==== Records provided ====

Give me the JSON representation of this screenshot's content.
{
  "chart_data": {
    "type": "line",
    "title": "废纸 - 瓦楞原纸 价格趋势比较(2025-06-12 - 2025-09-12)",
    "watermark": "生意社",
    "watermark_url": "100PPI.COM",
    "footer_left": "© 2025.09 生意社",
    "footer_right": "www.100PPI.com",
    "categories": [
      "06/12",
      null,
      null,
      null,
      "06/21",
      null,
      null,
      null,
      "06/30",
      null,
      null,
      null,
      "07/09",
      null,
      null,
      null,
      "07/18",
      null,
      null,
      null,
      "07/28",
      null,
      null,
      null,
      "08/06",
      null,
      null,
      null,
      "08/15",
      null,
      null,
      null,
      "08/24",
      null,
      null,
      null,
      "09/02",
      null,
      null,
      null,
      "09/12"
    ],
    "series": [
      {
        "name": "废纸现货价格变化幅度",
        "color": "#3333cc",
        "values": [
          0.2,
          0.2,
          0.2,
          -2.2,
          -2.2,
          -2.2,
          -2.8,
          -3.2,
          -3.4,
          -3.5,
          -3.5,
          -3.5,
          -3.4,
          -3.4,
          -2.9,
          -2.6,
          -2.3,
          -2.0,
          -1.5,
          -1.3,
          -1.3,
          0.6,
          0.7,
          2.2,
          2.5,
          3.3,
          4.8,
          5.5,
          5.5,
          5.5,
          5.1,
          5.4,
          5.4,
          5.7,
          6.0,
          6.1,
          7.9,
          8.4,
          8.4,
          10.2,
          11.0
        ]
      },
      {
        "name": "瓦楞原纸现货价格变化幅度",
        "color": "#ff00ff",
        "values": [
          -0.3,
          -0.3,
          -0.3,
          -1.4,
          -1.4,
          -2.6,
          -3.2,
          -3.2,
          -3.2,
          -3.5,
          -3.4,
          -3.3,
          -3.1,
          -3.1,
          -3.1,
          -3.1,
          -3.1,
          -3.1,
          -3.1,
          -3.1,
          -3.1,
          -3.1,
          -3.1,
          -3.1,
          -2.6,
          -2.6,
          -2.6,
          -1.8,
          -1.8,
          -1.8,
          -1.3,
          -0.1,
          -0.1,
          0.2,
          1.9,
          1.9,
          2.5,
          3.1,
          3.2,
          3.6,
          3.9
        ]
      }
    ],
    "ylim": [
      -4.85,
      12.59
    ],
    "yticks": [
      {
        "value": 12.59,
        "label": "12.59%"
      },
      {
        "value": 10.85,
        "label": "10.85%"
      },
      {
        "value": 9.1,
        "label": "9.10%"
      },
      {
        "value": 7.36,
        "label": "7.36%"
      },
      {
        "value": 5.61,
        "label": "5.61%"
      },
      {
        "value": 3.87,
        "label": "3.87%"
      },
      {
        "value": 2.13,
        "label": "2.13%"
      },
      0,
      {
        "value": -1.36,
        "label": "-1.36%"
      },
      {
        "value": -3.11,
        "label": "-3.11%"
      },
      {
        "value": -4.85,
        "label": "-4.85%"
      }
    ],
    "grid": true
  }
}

====

Description of the task: Write out the entries above once more, without altering anything.

Finished task:
Give me the JSON representation of this screenshot's content.
{
  "chart_data": {
    "type": "line",
    "title": "废纸 - 瓦楞原纸 价格趋势比较(2025-06-12 - 2025-09-12)",
    "watermark": "生意社",
    "watermark_url": "100PPI.COM",
    "footer_left": "© 2025.09 生意社",
    "footer_right": "www.100PPI.com",
    "categories": [
      "06/12",
      null,
      null,
      null,
      "06/21",
      null,
      null,
      null,
      "06/30",
      null,
      null,
      null,
      "07/09",
      null,
      null,
      null,
      "07/18",
      null,
      null,
      null,
      "07/28",
      null,
      null,
      null,
      "08/06",
      null,
      null,
      null,
      "08/15",
      null,
      null,
      null,
      "08/24",
      null,
      null,
      null,
      "09/02",
      null,
      null,
      null,
      "09/12"
    ],
    "series": [
      {
        "name": "废纸现货价格变化幅度",
        "color": "#3333cc",
        "values": [
          0.2,
          0.2,
          0.2,
          -2.2,
          -2.2,
          -2.2,
          -2.8,
          -3.2,
          -3.4,
          -3.5,
          -3.5,
          -3.5,
          -3.4,
          -3.4,
          -2.9,
          -2.6,
          -2.3,
          -2.0,
          -1.5,
          -1.3,
          -1.3,
          0.6,
          0.7,
          2.2,
          2.5,
          3.3,
          4.8,
          5.5,
          5.5,
          5.5,
          5.1,
          5.4,
          5.4,
          5.7,
          6.0,
          6.1,
          7.9,
          8.4,
          8.4,
          10.2,
          11.0
        ]
      },
      {
        "name": "瓦楞原纸现货价格变化幅度",
        "color": "#ff00ff",
        "values": [
          -0.3,
          -0.3,
          -0.3,
          -1.4,
          -1.4,
          -2.6,
          -3.2,
          -3.2,
          -3.2,
          -3.5,
          -3.4,
          -3.3,
          -3.1,
          -3.1,
          -3.1,
          -3.1,
          -3.1,
          -3.1,
          -3.1,
          -3.1,
          -3.1,
          -3.1,
          -3.1,
          -3.1,
          -2.6,
          -2.6,
          -2.6,
          -1.8,
          -1.8,
          -1.8,
          -1.3,
          -0.1,
          -0.1,
          0.2,
          1.9,
          1.9,
          2.5,
          3.1,
          3.2,
          3.6,
          3.9
        ]
      }
    ],
    "ylim": [
      -4.85,
      12.59
    ],
    "yticks": [
      {
        "value": 12.59,
        "label": "12.59%"
      },
      {
        "value": 10.85,
        "label": "10.85%"
      },
      {
        "value": 9.1,
        "label": "9.10%"
      },
      {
        "value": 7.36,
        "label": "7.36%"
      },
      {
        "value": 5.61,
        "label": "5.61%"
      },
      {
        "value": 3.87,
        "label": "3.87%"
      },
      {
        "value": 2.13,
        "label": "2.13%"
      },
      0,
      {
        "value": -1.36,
        "label": "-1.36%"
      },
      {
        "value": -3.11,
        "label": "-3.11%"
      },
      {
        "value": -4.85,
        "label": "-4.85%"
      }
    ],
    "grid": true
  }
}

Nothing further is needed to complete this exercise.